Structured figure records:
════════════════

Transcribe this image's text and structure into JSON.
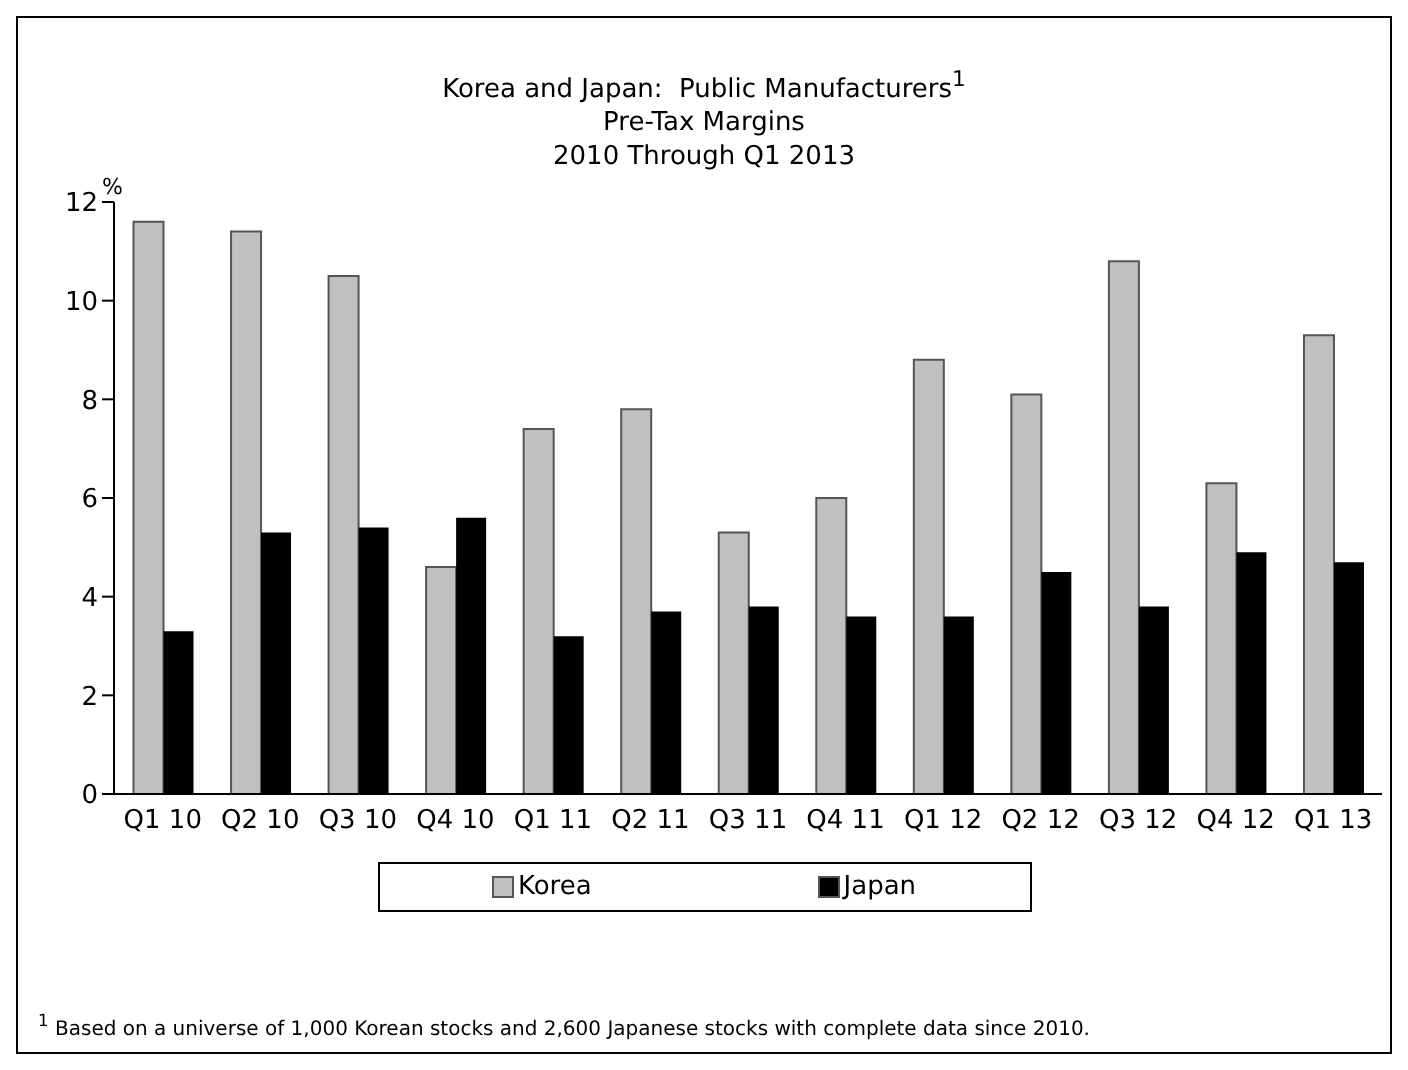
{
  "chart_data": {
    "type": "bar",
    "title": "Korea and Japan:  Public Manufacturers$^{1}$",
    "subtitle": "Pre-Tax Margins\n2010 Through Q1 2013",
    "ylabel": "%",
    "categories": [
      "Q1 10",
      "Q2 10",
      "Q3 10",
      "Q4 10",
      "Q1 11",
      "Q2 11",
      "Q3 11",
      "Q4 11",
      "Q1 12",
      "Q2 12",
      "Q3 12",
      "Q4 12",
      "Q1 13"
    ],
    "series": [
      {
        "name": "Korea",
        "color": "#c0c0c0",
        "values": [
          11.6,
          11.4,
          10.5,
          4.6,
          7.4,
          7.8,
          5.3,
          6.0,
          8.8,
          8.1,
          10.8,
          6.3,
          9.3
        ]
      },
      {
        "name": "Japan",
        "color": "#000000",
        "values": [
          3.3,
          5.3,
          5.4,
          5.6,
          3.2,
          3.7,
          3.8,
          3.6,
          3.6,
          4.5,
          3.8,
          4.9,
          4.7
        ]
      }
    ],
    "ylim": [
      0,
      12
    ],
    "yticks": [
      0,
      2,
      4,
      6,
      8,
      10,
      12
    ],
    "legend": "bottom",
    "annotations": [
      "$^{1}$ Based on a universe of 1,000 Korean stocks and 2,600 Japanese stocks with complete data since 2010."
    ]
  }
}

════════════════

• [What needs to be done] Copy every record above exactly, leaving out the pictures.

• [Answer to the exercise]
Transcribe this image's text and structure into JSON.
{
  "chart_data": {
    "type": "bar",
    "title": "Korea and Japan:  Public Manufacturers$^{1}$",
    "subtitle": "Pre-Tax Margins\n2010 Through Q1 2013",
    "ylabel": "%",
    "categories": [
      "Q1 10",
      "Q2 10",
      "Q3 10",
      "Q4 10",
      "Q1 11",
      "Q2 11",
      "Q3 11",
      "Q4 11",
      "Q1 12",
      "Q2 12",
      "Q3 12",
      "Q4 12",
      "Q1 13"
    ],
    "series": [
      {
        "name": "Korea",
        "color": "#c0c0c0",
        "values": [
          11.6,
          11.4,
          10.5,
          4.6,
          7.4,
          7.8,
          5.3,
          6.0,
          8.8,
          8.1,
          10.8,
          6.3,
          9.3
        ]
      },
      {
        "name": "Japan",
        "color": "#000000",
        "values": [
          3.3,
          5.3,
          5.4,
          5.6,
          3.2,
          3.7,
          3.8,
          3.6,
          3.6,
          4.5,
          3.8,
          4.9,
          4.7
        ]
      }
    ],
    "ylim": [
      0,
      12
    ],
    "yticks": [
      0,
      2,
      4,
      6,
      8,
      10,
      12
    ],
    "legend": "bottom",
    "annotations": [
      "$^{1}$ Based on a universe of 1,000 Korean stocks and 2,600 Japanese stocks with complete data since 2010."
    ]
  }
}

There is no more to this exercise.